-- What is needed --
Select the lines that contain "nmore" and copy each of them.

-- Records provided --

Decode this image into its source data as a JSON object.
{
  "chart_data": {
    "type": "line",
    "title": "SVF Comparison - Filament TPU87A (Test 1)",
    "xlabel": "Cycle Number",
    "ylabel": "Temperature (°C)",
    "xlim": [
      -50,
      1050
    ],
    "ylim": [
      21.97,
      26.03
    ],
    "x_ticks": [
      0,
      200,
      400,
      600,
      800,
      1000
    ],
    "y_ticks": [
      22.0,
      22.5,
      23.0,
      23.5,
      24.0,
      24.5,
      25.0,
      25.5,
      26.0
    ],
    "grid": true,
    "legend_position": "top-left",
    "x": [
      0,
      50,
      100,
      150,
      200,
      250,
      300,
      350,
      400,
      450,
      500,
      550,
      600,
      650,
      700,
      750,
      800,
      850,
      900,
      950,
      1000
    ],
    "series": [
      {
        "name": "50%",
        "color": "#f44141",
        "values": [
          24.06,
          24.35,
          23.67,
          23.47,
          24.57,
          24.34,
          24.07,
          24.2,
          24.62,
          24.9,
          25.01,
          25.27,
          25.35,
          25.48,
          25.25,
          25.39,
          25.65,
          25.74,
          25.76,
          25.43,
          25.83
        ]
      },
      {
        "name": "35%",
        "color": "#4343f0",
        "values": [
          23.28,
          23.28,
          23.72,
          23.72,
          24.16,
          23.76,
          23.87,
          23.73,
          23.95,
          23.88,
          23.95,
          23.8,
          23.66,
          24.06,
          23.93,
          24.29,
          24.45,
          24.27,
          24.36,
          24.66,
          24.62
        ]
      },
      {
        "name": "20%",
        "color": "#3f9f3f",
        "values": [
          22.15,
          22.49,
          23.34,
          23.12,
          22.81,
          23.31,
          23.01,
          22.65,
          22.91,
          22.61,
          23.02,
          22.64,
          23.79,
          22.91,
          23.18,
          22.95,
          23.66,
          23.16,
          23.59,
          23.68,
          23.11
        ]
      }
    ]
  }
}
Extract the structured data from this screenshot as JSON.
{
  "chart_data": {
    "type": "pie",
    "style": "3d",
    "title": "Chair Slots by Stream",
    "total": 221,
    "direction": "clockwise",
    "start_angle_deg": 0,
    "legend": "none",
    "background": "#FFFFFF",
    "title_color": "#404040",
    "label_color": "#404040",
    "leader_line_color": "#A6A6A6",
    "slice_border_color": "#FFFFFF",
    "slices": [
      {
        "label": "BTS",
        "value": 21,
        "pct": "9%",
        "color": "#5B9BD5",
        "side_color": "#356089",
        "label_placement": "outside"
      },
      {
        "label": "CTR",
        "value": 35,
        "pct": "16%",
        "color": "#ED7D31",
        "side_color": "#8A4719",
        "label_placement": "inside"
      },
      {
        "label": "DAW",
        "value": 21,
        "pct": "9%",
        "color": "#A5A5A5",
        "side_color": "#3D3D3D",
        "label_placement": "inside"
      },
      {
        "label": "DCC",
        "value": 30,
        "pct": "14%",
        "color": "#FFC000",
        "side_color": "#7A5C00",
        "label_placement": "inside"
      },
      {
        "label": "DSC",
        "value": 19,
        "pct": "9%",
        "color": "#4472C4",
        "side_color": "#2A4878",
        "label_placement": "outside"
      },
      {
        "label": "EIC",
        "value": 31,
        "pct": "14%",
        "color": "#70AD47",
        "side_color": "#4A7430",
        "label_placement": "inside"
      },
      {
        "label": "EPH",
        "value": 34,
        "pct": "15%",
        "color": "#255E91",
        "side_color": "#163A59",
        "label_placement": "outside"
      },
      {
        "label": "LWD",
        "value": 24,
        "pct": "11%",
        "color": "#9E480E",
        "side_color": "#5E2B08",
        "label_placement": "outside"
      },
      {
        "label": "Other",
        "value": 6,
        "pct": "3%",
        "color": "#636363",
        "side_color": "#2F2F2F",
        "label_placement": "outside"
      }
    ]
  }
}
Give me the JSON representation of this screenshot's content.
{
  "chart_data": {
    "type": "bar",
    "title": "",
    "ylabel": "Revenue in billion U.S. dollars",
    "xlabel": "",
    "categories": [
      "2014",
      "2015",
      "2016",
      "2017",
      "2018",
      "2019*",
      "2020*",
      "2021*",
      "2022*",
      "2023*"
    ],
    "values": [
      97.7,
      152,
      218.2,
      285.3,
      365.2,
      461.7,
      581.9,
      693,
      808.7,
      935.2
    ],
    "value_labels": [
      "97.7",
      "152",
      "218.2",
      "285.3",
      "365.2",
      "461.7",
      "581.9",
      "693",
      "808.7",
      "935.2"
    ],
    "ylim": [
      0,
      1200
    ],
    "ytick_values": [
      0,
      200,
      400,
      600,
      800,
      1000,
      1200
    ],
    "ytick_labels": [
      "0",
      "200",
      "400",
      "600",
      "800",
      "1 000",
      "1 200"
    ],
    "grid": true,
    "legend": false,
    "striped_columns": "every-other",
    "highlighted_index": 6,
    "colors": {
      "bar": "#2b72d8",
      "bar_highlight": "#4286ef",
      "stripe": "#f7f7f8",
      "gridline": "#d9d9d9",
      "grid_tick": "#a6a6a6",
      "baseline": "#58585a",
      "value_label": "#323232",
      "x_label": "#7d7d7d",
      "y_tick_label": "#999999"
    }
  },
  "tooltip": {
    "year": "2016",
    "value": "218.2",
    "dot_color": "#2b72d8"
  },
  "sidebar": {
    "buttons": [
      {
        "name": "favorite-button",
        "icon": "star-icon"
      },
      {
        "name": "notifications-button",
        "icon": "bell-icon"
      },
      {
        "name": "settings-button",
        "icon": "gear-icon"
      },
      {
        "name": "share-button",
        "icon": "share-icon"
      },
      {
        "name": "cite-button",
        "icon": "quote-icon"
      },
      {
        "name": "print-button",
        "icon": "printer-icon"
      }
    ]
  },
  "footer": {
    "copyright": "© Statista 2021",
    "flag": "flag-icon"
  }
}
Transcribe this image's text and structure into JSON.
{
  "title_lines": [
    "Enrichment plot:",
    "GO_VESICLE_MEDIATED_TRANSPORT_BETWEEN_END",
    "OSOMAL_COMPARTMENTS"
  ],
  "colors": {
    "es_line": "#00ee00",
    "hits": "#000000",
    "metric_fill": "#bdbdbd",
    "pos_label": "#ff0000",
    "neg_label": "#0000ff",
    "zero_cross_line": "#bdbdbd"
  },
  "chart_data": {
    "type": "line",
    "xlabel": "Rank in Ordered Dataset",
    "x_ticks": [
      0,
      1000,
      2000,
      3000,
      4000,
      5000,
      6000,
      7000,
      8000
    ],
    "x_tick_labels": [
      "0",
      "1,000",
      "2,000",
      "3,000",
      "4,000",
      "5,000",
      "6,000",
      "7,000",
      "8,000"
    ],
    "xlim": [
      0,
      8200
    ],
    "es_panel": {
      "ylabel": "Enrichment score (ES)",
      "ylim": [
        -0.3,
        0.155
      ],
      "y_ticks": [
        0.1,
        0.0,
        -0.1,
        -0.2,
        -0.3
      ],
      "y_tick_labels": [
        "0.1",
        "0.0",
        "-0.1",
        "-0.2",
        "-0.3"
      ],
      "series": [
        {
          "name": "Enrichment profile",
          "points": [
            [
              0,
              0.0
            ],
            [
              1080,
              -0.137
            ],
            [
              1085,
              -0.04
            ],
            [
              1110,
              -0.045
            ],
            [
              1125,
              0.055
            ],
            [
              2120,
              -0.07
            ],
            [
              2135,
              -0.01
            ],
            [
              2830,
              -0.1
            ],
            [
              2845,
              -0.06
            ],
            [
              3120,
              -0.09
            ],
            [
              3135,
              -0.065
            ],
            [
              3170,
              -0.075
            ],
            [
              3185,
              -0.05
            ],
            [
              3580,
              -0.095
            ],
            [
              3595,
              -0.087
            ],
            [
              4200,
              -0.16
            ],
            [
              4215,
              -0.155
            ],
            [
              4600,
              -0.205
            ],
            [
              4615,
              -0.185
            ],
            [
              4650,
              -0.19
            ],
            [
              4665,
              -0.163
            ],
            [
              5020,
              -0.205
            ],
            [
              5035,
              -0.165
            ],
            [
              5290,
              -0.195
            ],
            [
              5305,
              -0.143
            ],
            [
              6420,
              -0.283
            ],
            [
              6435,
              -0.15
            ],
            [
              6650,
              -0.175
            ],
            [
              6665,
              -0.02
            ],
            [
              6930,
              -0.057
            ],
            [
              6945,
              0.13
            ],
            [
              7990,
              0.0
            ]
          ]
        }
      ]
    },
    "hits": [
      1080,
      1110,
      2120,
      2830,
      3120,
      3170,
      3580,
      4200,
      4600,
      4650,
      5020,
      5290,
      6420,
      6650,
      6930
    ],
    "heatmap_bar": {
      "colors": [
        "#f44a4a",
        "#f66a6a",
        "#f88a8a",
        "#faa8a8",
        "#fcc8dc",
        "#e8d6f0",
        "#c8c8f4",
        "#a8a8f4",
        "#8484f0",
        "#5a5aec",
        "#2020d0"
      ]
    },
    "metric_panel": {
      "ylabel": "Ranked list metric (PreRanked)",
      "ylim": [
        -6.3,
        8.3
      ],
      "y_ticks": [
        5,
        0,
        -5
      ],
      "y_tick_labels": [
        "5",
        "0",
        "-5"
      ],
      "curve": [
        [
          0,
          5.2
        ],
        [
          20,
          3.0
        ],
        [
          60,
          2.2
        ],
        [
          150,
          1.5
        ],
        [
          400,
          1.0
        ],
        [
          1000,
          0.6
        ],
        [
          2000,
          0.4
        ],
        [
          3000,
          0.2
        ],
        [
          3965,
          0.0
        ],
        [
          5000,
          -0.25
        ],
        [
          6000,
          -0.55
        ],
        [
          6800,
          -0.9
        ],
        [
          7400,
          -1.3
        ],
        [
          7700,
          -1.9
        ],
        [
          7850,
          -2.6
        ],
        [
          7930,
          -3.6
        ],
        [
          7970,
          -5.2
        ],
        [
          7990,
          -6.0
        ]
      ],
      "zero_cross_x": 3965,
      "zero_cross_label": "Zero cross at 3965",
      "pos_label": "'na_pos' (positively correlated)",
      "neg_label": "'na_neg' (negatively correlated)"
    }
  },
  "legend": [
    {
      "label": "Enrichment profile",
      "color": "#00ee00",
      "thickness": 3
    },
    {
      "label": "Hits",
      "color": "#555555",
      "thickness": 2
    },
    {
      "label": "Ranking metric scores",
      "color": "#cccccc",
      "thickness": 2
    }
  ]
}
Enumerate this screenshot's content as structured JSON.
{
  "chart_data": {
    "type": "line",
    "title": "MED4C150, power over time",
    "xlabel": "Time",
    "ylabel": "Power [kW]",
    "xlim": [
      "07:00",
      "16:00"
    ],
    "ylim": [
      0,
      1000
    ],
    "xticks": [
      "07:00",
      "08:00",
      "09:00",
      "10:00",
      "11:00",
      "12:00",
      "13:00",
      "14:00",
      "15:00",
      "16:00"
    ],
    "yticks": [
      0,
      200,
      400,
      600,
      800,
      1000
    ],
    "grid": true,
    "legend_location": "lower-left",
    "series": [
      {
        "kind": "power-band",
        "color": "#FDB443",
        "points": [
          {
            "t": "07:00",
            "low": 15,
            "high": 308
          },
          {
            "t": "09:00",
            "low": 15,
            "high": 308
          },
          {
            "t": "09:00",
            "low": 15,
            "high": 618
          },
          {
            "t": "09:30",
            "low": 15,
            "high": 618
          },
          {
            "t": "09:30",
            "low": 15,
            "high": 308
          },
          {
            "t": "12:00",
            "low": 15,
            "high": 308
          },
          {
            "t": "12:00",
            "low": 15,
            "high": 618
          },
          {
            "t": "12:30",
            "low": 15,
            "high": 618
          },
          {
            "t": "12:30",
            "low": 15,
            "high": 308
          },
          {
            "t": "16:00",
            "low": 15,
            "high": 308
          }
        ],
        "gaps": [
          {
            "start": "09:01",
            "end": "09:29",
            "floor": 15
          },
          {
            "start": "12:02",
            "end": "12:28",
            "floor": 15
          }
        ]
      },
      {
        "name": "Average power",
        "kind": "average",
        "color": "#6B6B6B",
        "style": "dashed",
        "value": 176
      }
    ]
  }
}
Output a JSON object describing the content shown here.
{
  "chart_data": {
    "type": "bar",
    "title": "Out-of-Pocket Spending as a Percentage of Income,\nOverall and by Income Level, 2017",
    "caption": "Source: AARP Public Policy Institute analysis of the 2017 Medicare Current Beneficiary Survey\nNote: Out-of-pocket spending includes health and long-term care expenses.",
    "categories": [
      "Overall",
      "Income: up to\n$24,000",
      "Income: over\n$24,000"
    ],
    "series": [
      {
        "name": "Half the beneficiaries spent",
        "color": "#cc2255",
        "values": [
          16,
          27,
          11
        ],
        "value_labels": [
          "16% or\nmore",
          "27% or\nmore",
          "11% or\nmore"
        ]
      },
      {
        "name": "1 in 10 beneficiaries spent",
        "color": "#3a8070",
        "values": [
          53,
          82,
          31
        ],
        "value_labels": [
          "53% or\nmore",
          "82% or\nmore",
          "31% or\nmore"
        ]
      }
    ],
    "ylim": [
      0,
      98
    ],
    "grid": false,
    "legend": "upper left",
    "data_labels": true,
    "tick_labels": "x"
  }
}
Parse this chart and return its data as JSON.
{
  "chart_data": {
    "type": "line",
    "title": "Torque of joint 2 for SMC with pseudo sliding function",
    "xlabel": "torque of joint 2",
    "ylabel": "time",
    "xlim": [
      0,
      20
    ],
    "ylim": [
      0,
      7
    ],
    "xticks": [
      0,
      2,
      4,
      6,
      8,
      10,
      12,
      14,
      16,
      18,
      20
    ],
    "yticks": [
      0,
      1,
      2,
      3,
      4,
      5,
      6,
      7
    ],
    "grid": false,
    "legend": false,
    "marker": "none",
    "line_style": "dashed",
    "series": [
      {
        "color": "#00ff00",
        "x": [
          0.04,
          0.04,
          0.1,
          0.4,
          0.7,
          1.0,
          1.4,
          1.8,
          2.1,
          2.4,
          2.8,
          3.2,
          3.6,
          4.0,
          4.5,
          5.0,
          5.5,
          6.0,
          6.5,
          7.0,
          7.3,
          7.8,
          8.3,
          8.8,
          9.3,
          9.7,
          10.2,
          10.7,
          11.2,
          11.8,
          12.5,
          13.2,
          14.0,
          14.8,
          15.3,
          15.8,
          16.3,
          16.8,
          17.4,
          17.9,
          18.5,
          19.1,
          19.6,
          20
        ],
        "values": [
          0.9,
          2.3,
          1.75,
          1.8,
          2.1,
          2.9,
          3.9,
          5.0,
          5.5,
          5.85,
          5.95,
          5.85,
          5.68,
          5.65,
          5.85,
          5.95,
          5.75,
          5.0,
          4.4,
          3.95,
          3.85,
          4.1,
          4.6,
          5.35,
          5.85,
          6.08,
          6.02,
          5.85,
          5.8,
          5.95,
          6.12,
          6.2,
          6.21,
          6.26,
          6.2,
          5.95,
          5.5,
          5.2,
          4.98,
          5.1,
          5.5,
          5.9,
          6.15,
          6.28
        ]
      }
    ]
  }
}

-- Result below --
          "16% or\nmore",
          "27% or\nmore",
          "11% or\nmore"
          "53% or\nmore",
          "82% or\nmore",
          "31% or\nmore"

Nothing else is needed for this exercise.